PASSAGE FOURNI:

---

FÉVRIER - MARS 2020

Patriotisme amoureux contre nationalisme haineux

par Erwan CASTEL


Depuis bientôt 6 ans des femmes et des hommes meurent dans une guerre du Donbass qui n'en finit pas de secouer une Europe provoquant une nouvelle fracture Est-Ouest près de 30 ans après une guerre froide. Et pour cette guerre très localisée dans son activité mais aux menaces et enjeux internationaux, on observe de part et d'autre du front une radicalisation d'idéologies nationales mais qu'il est cependant impossible de réduire à de simples nationalismes s'affrontant idéologiquement et militairement sur fond de crise ukrainienne.
Car d'un côté comme de l'autre, les objectifs concrets aussi bien que les visions sociétales pour lesquels les belligérants s'affrontent dépassent largement leur territoires revendiqués pour atteindre le niveau d'un affrontement métapolitique opposant un monde unipolaire occidental organisé autour de la fluidité d'échanges capitalistes à un monde multipolaire russe bâti sur la solidité de son histoire et ses traditions identitaires héritées. Et l'une comme l'autre de ces visions ontologiques opposées s'appuient sur le sentiment d'appartenance de l'Homme à un espace géographique pour mobiliser à leurs profits des forces humaines vives, tant politiques, sociales que militaires.

---

EXTRAIT DE DONNÉES:

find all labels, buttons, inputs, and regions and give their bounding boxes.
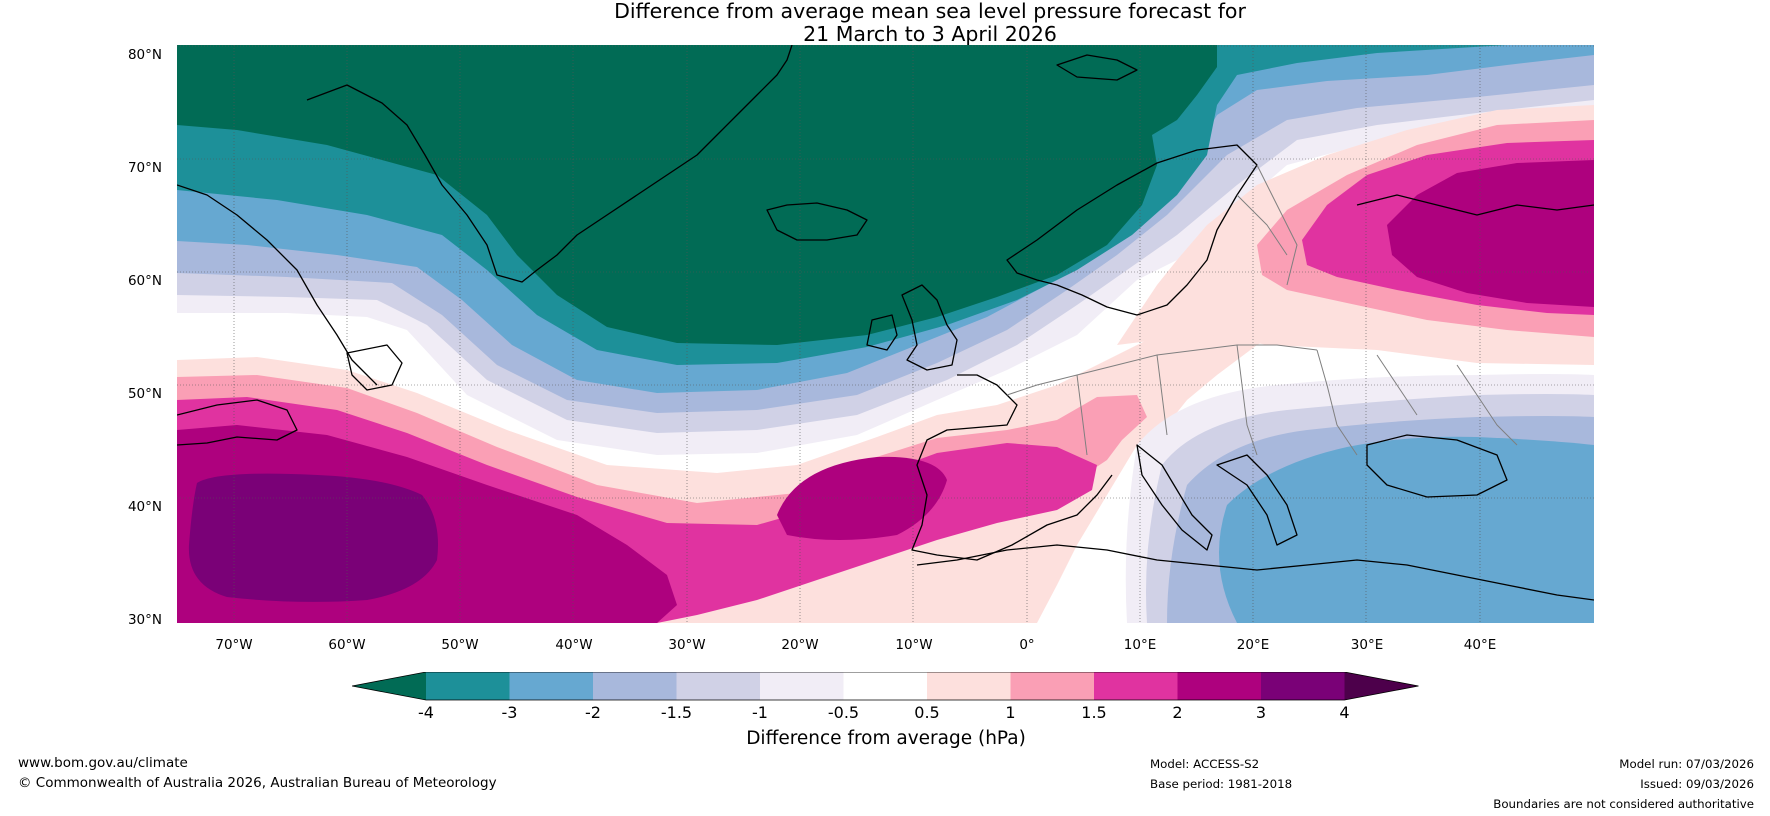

---

TÂCHE DEMANDÉE: Recopiez à l'identique la partie de l'article sur la guerre du Donbass qui s'ouvre sur les mots « par Erwan CASTEL » et se clôt sur « de crise ukrainienne. ». Le matériel ci-dessus est indépendant de l'article.

SOLUTION PROPOSÉE:
par Erwan CASTEL


Depuis bientôt 6 ans des femmes et des hommes meurent dans une guerre du Donbass qui n'en finit pas de secouer une Europe provoquant une nouvelle fracture Est-Ouest près de 30 ans après une guerre froide. Et pour cette guerre très localisée dans son activité mais aux menaces et enjeux internationaux, on observe de part et d'autre du front une radicalisation d'idéologies nationales mais qu'il est cependant impossible de réduire à de simples nationalismes s'affrontant idéologiquement et militairement sur fond de crise ukrainienne.